> [THE TASK] Gather, from the data below, each line in which the word "ГОВЯДИНЫ" occurs.

┌─ RECORDS FOR THE TASK

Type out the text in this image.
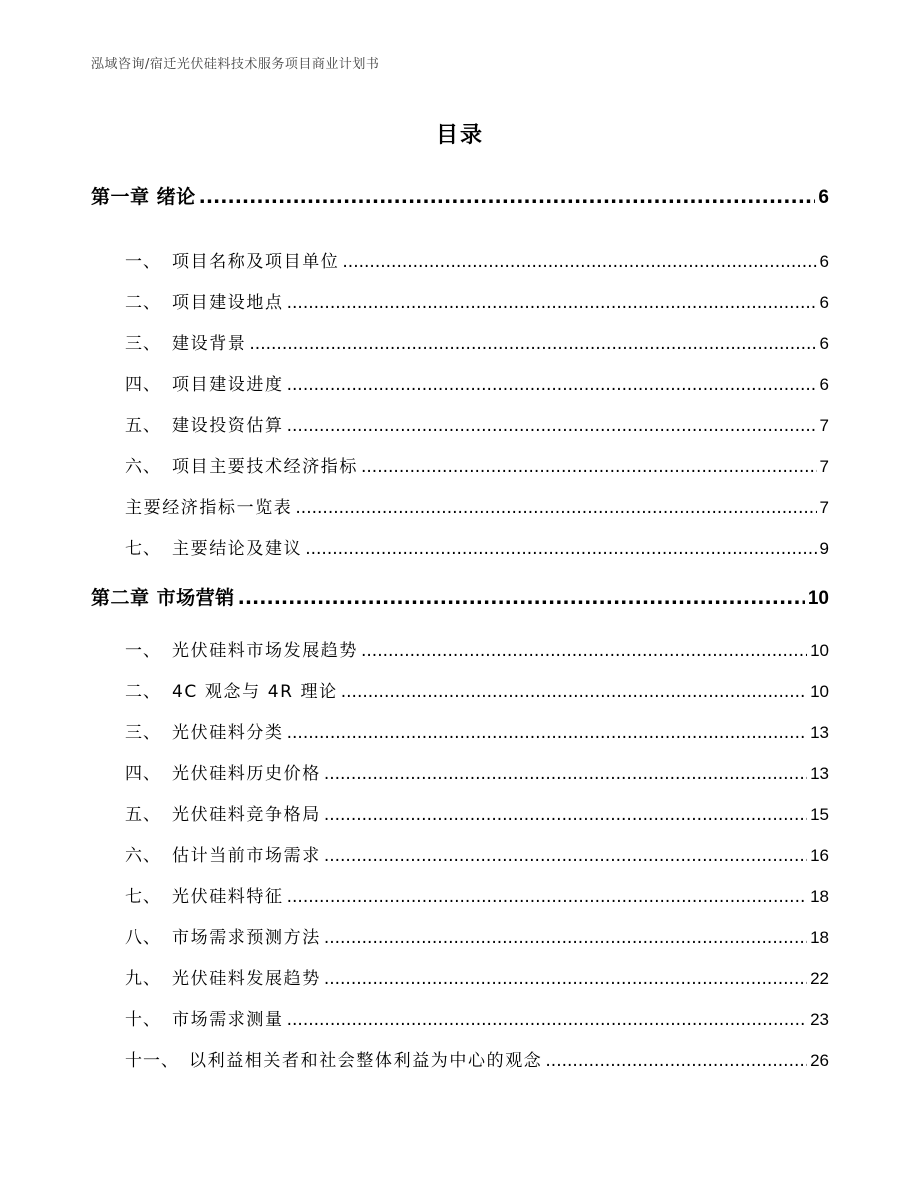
泓域咨询/宿迁光伏硅料技术服务项目商业计划书
目录
第一章 绪论 .....	6
一、 项目名称及项目单位 .....	6
二、 项目建设地点 .....	6
三、 建设背景 .....	6
四、 项目建设进度 .....	6
五、 建设投资估算 .....	7
六、 项目主要技术经济指标 .....	7
主要经济指标一览表 .....	7
七、 主要结论及建议 .....	9
第二章 市场营销 .....	10
一、 光伏硅料市场发展趋势 .....	10
二、 4C 观念与 4R 理论 .....	10
三、 光伏硅料分类 .....	13
四、 光伏硅料历史价格 .....	13
五、 光伏硅料竞争格局 .....	15
六、 估计当前市场需求 .....	16
七、 光伏硅料特征 .....	18
八、 市场需求预测方法 .....	18
九、 光伏硅料发展趋势 .....	22
十、 市场需求测量 .....	23
十一、 以利益相关者和社会整体利益为中心的观念 .....	26
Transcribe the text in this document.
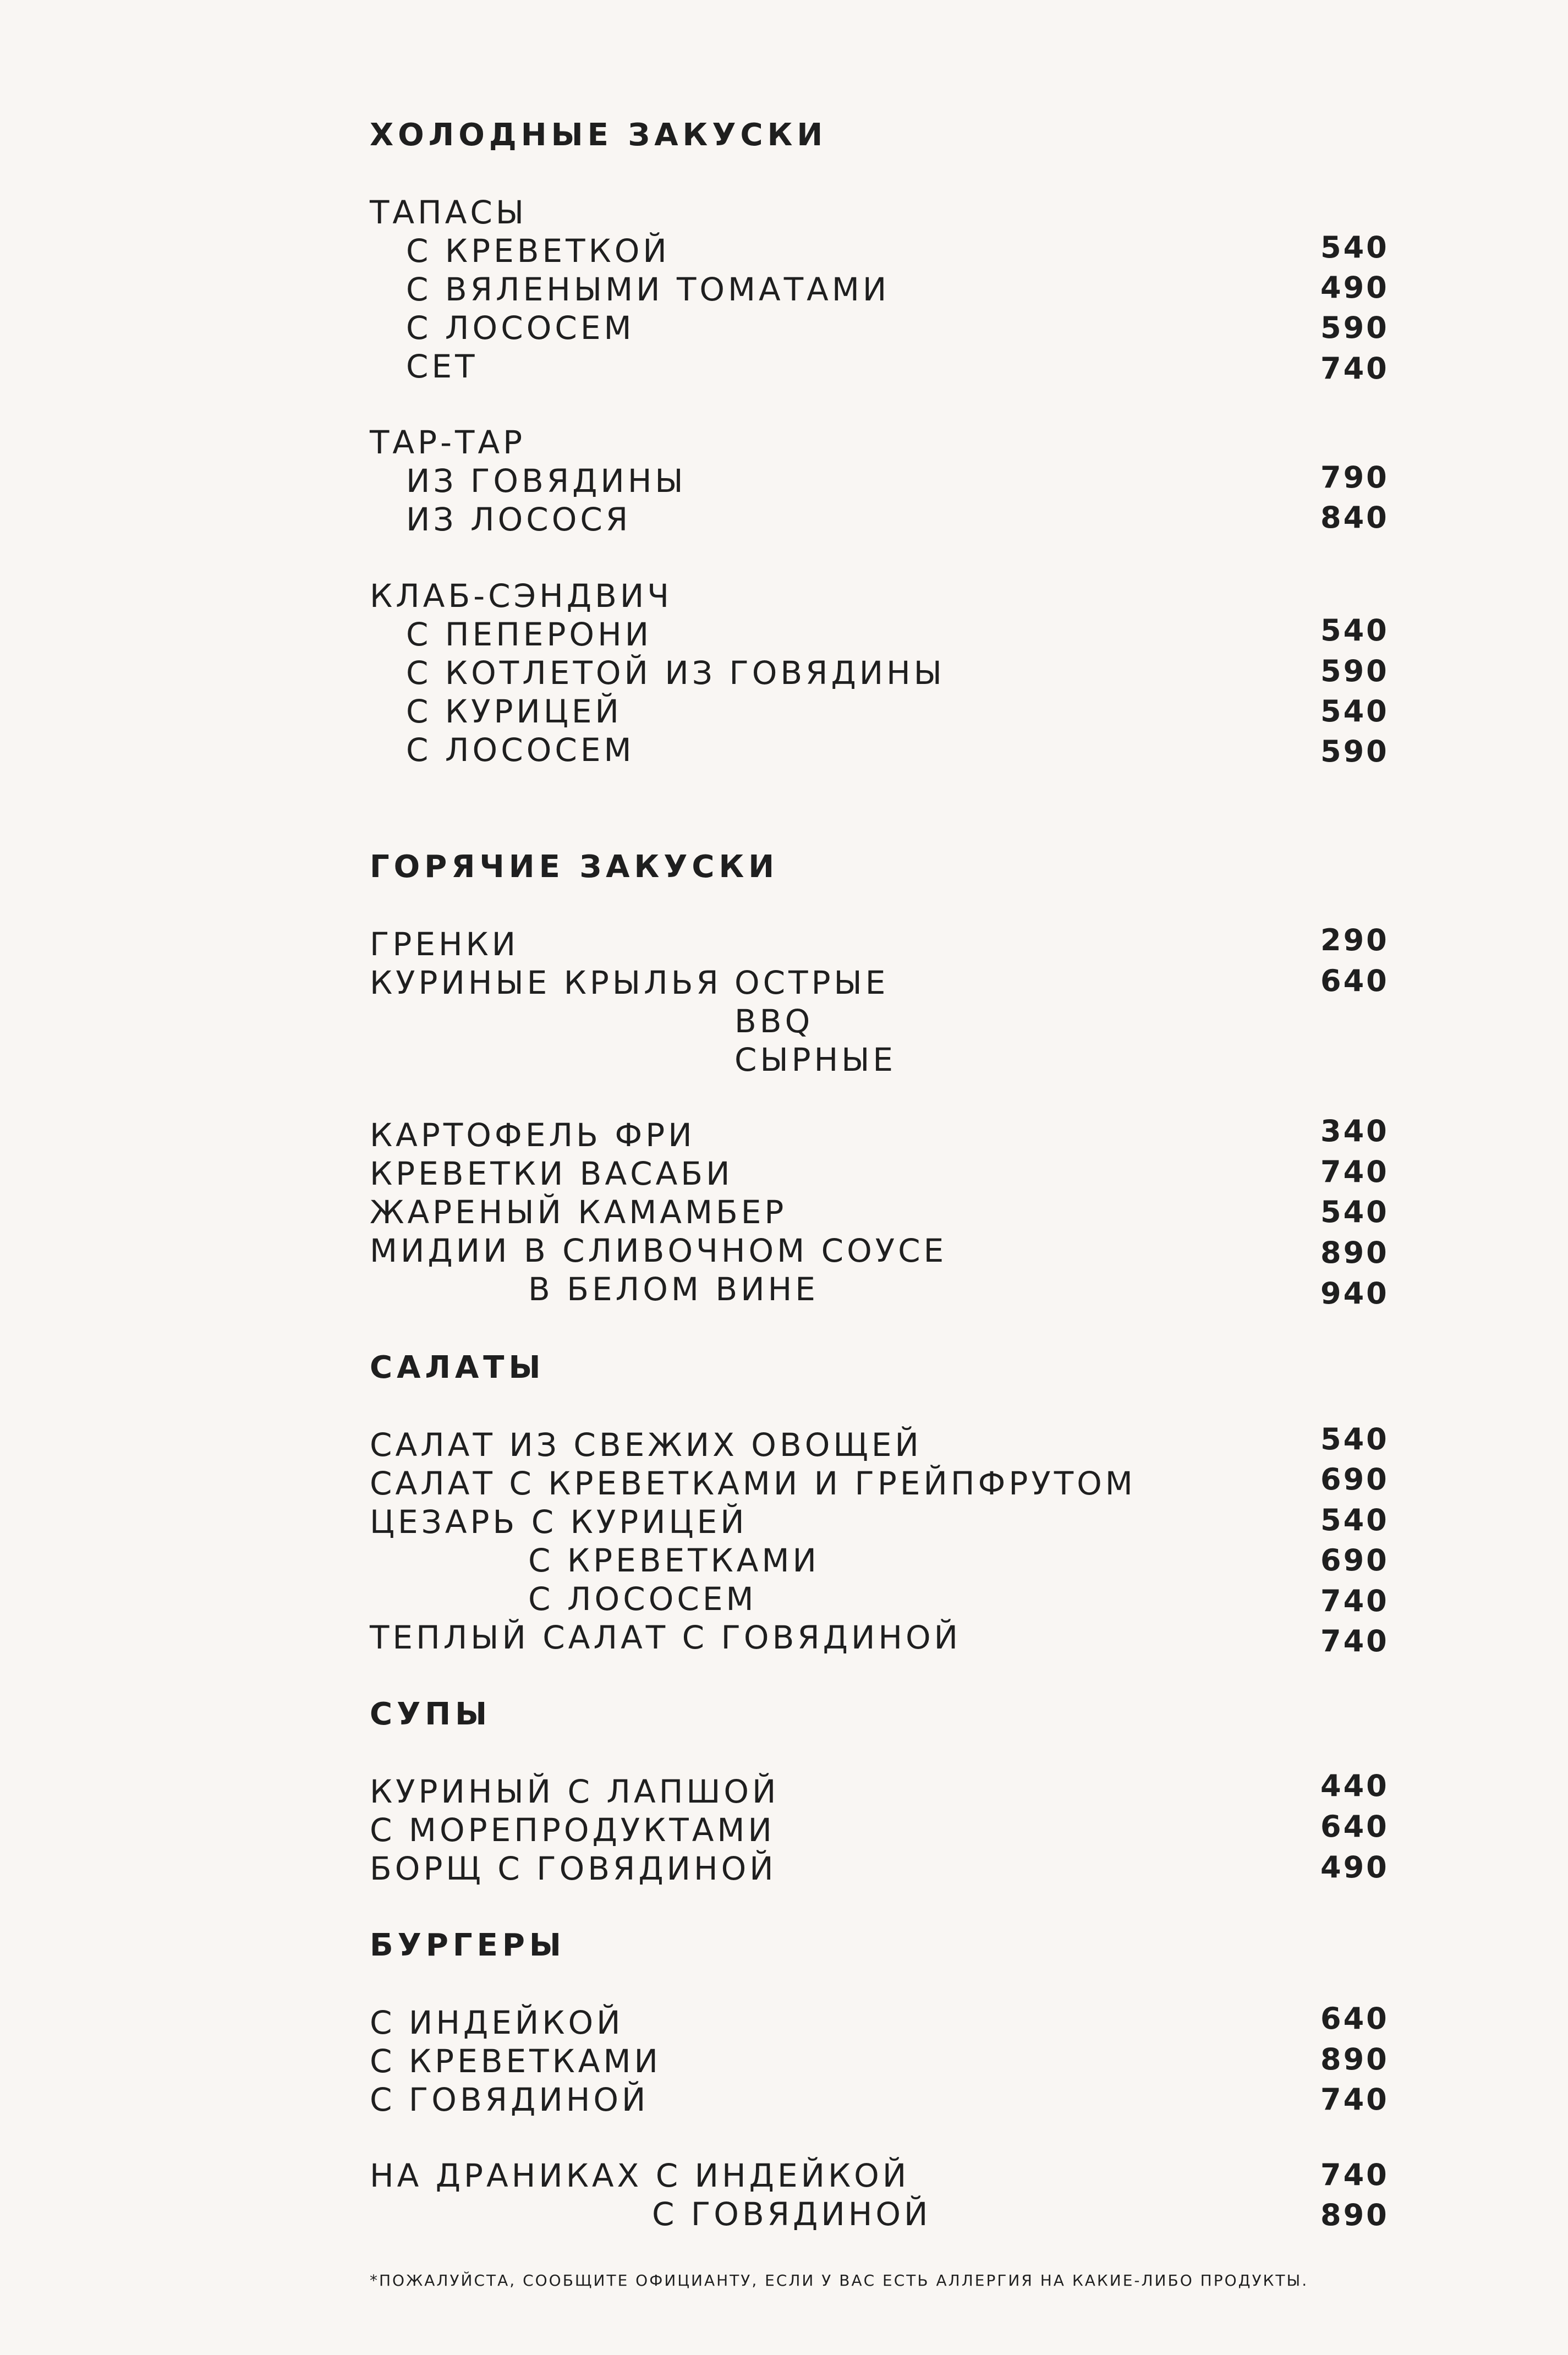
ХОЛОДНЫЕ ЗАКУСКИ
ТАПАСЫ
С КРЕВЕТКОЙ	540
С ВЯЛЕНЫМИ ТОМАТАМИ	490
С ЛОСОСЕМ	590
СЕТ	740
ТАР-ТАР
ИЗ ГОВЯДИНЫ	790
ИЗ ЛОСОСЯ	840
КЛАБ-СЭНДВИЧ
С ПЕПЕРОНИ	540
С КОТЛЕТОЙ ИЗ ГОВЯДИНЫ	590
С КУРИЦЕЙ	540
С ЛОСОСЕМ	590
ГОРЯЧИЕ ЗАКУСКИ
ГРЕНКИ	290
КУРИНЫЕ КРЫЛЬЯ ОСТРЫЕ	640
BBQ
СЫРНЫЕ
КАРТОФЕЛЬ ФРИ	340
КРЕВЕТКИ ВАСАБИ	740
ЖАРЕНЫЙ КАМАМБЕР	540
МИДИИ В СЛИВОЧНОМ СОУСЕ	890
В БЕЛОМ ВИНЕ	940
САЛАТЫ
САЛАТ ИЗ СВЕЖИХ ОВОЩЕЙ	540
САЛАТ С КРЕВЕТКАМИ И ГРЕЙПФРУТОМ	690
ЦЕЗАРЬ С КУРИЦЕЙ	540
С КРЕВЕТКАМИ	690
С ЛОСОСЕМ	740
ТЕПЛЫЙ САЛАТ С ГОВЯДИНОЙ	740
СУПЫ
КУРИНЫЙ С ЛАПШОЙ	440
С МОРЕПРОДУКТАМИ	640
БОРЩ С ГОВЯДИНОЙ	490
БУРГЕРЫ
С ИНДЕЙКОЙ	640
С КРЕВЕТКАМИ	890
С ГОВЯДИНОЙ	740
НА ДРАНИКАХ С ИНДЕЙКОЙ	740
С ГОВЯДИНОЙ	890
*ПОЖАЛУЙСТА, СООБЩИТЕ ОФИЦИАНТУ, ЕСЛИ У ВАС ЕСТЬ АЛЛЕРГИЯ НА КАКИЕ-ЛИБО ПРОДУКТЫ.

└─

> [RESPONSE TO THIS EXERCISE]
ИЗ ГОВЯДИНЫ	790
С КОТЛЕТОЙ ИЗ ГОВЯДИНЫ	590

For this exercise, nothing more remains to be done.